Repeat the data below exactly, dropping any pictures it holds.

══ LISTED ENTRIES

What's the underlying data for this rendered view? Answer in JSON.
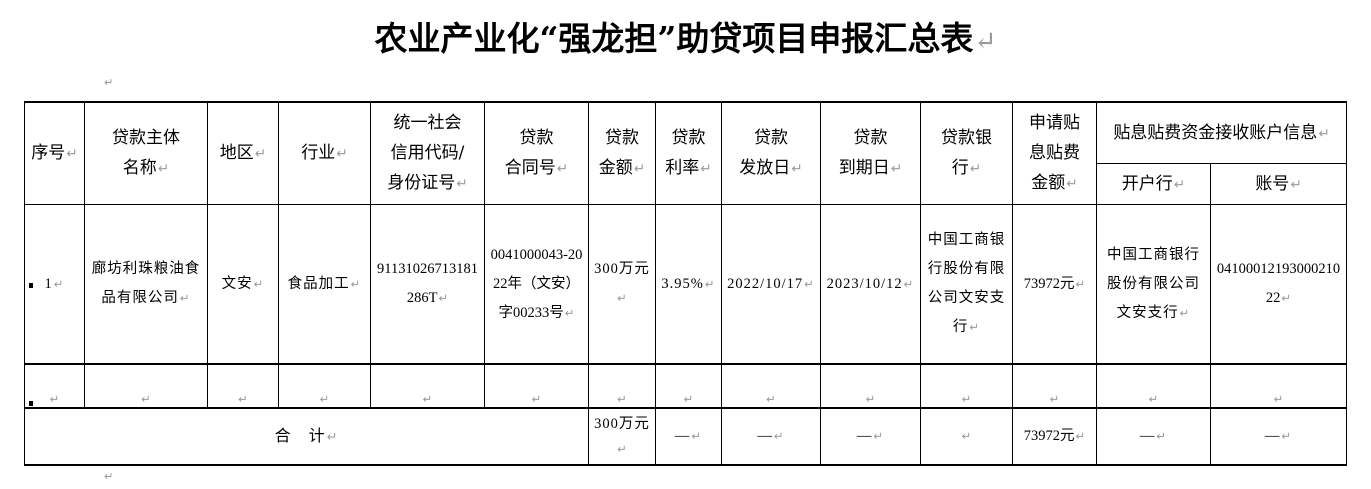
{
  "title": "农业产业化“强龙担”助贷项目申报汇总表",
  "headers": {
    "seq": "序号",
    "borrower": "贷款主体\n名称",
    "region": "地区",
    "industry": "行业",
    "credit_code": "统一社会\n信用代码/\n身份证号",
    "contract": "贷款\n合同号",
    "amount": "贷款\n金额",
    "rate": "贷款\n利率",
    "issue_date": "贷款\n发放日",
    "due_date": "贷款\n到期日",
    "bank": "贷款银\n行",
    "subsidy": "申请贴\n息贴费\n金额",
    "account_group": "贴息贴费资金接收账户信息",
    "open_bank": "开户行",
    "account_no": "账号"
  },
  "rows": [
    {
      "seq": "1",
      "borrower": "廊坊利珠粮油食品有限公司",
      "region": "文安",
      "industry": "食品加工",
      "credit_code": "91131026713181286T",
      "contract": "0041000043-2022年（文安）字00233号",
      "amount": "300万元",
      "rate": "3.95%",
      "issue_date": "2022/10/17",
      "due_date": "2023/10/12",
      "bank": "中国工商银行股份有限公司文安支行",
      "subsidy": "73972元",
      "open_bank": "中国工商银行股份有限公司文安支行",
      "account_no": "0410001219300021022"
    }
  ],
  "total": {
    "label": "合　计",
    "amount": "300万元",
    "rate": "—",
    "issue_date": "—",
    "due_date": "—",
    "bank": "",
    "subsidy": "73972元",
    "open_bank": "—",
    "account_no": "—"
  }
}
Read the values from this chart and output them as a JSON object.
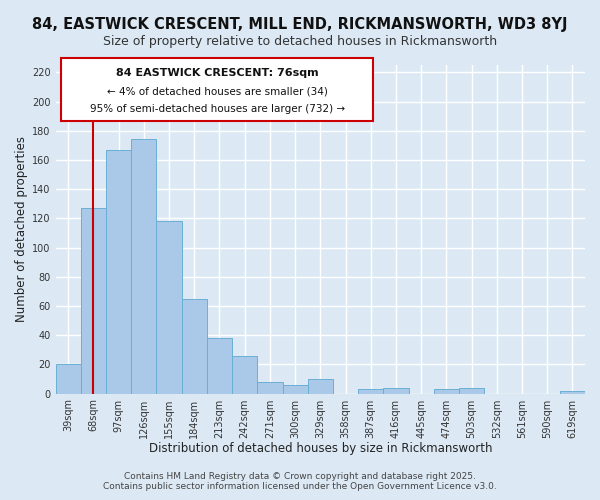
{
  "title": "84, EASTWICK CRESCENT, MILL END, RICKMANSWORTH, WD3 8YJ",
  "subtitle": "Size of property relative to detached houses in Rickmansworth",
  "xlabel": "Distribution of detached houses by size in Rickmansworth",
  "ylabel": "Number of detached properties",
  "bar_labels": [
    "39sqm",
    "68sqm",
    "97sqm",
    "126sqm",
    "155sqm",
    "184sqm",
    "213sqm",
    "242sqm",
    "271sqm",
    "300sqm",
    "329sqm",
    "358sqm",
    "387sqm",
    "416sqm",
    "445sqm",
    "474sqm",
    "503sqm",
    "532sqm",
    "561sqm",
    "590sqm",
    "619sqm"
  ],
  "bar_values": [
    20,
    127,
    167,
    174,
    118,
    65,
    38,
    26,
    8,
    6,
    10,
    0,
    3,
    4,
    0,
    3,
    4,
    0,
    0,
    0,
    2
  ],
  "bar_color": "#aac8e8",
  "bar_edge_color": "#6aafd6",
  "vline_x_index": 1,
  "vline_color": "#cc0000",
  "annotation_title": "84 EASTWICK CRESCENT: 76sqm",
  "annotation_line1": "← 4% of detached houses are smaller (34)",
  "annotation_line2": "95% of semi-detached houses are larger (732) →",
  "annotation_box_color": "#ffffff",
  "annotation_box_edge": "#cc0000",
  "ylim": [
    0,
    225
  ],
  "yticks": [
    0,
    20,
    40,
    60,
    80,
    100,
    120,
    140,
    160,
    180,
    200,
    220
  ],
  "background_color": "#dce9f5",
  "grid_color": "#ffffff",
  "footer_line1": "Contains HM Land Registry data © Crown copyright and database right 2025.",
  "footer_line2": "Contains public sector information licensed under the Open Government Licence v3.0.",
  "title_fontsize": 10.5,
  "subtitle_fontsize": 9,
  "xlabel_fontsize": 8.5,
  "ylabel_fontsize": 8.5,
  "tick_fontsize": 7,
  "footer_fontsize": 6.5
}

════

ANSWER IN FULL:
What's the underlying data for this rendered view? Answer in JSON.
{
  "title": "农业产业化“强龙担”助贷项目申报汇总表",
  "headers": {
    "seq": "序号",
    "borrower": "贷款主体\n名称",
    "region": "地区",
    "industry": "行业",
    "credit_code": "统一社会\n信用代码/\n身份证号",
    "contract": "贷款\n合同号",
    "amount": "贷款\n金额",
    "rate": "贷款\n利率",
    "issue_date": "贷款\n发放日",
    "due_date": "贷款\n到期日",
    "bank": "贷款银\n行",
    "subsidy": "申请贴\n息贴费\n金额",
    "account_group": "贴息贴费资金接收账户信息",
    "open_bank": "开户行",
    "account_no": "账号"
  },
  "rows": [
    {
      "seq": "1",
      "borrower": "廊坊利珠粮油食品有限公司",
      "region": "文安",
      "industry": "食品加工",
      "credit_code": "91131026713181286T",
      "contract": "0041000043-2022年（文安）字00233号",
      "amount": "300万元",
      "rate": "3.95%",
      "issue_date": "2022/10/17",
      "due_date": "2023/10/12",
      "bank": "中国工商银行股份有限公司文安支行",
      "subsidy": "73972元",
      "open_bank": "中国工商银行股份有限公司文安支行",
      "account_no": "0410001219300021022"
    }
  ],
  "total": {
    "label": "合　计",
    "amount": "300万元",
    "rate": "—",
    "issue_date": "—",
    "due_date": "—",
    "bank": "",
    "subsidy": "73972元",
    "open_bank": "—",
    "account_no": "—"
  }
}
Read the values from this chart and output them as a JSON object.
{
  "title": "84, EASTWICK CRESCENT, MILL END, RICKMANSWORTH, WD3 8YJ",
  "subtitle": "Size of property relative to detached houses in Rickmansworth",
  "xlabel": "Distribution of detached houses by size in Rickmansworth",
  "ylabel": "Number of detached properties",
  "bar_labels": [
    "39sqm",
    "68sqm",
    "97sqm",
    "126sqm",
    "155sqm",
    "184sqm",
    "213sqm",
    "242sqm",
    "271sqm",
    "300sqm",
    "329sqm",
    "358sqm",
    "387sqm",
    "416sqm",
    "445sqm",
    "474sqm",
    "503sqm",
    "532sqm",
    "561sqm",
    "590sqm",
    "619sqm"
  ],
  "bar_values": [
    20,
    127,
    167,
    174,
    118,
    65,
    38,
    26,
    8,
    6,
    10,
    0,
    3,
    4,
    0,
    3,
    4,
    0,
    0,
    0,
    2
  ],
  "bar_color": "#aac8e8",
  "bar_edge_color": "#6aafd6",
  "vline_x_index": 1,
  "vline_color": "#cc0000",
  "annotation_title": "84 EASTWICK CRESCENT: 76sqm",
  "annotation_line1": "← 4% of detached houses are smaller (34)",
  "annotation_line2": "95% of semi-detached houses are larger (732) →",
  "annotation_box_color": "#ffffff",
  "annotation_box_edge": "#cc0000",
  "ylim": [
    0,
    225
  ],
  "yticks": [
    0,
    20,
    40,
    60,
    80,
    100,
    120,
    140,
    160,
    180,
    200,
    220
  ],
  "background_color": "#dce9f5",
  "grid_color": "#ffffff",
  "footer_line1": "Contains HM Land Registry data © Crown copyright and database right 2025.",
  "footer_line2": "Contains public sector information licensed under the Open Government Licence v3.0.",
  "title_fontsize": 10.5,
  "subtitle_fontsize": 9,
  "xlabel_fontsize": 8.5,
  "ylabel_fontsize": 8.5,
  "tick_fontsize": 7,
  "footer_fontsize": 6.5
}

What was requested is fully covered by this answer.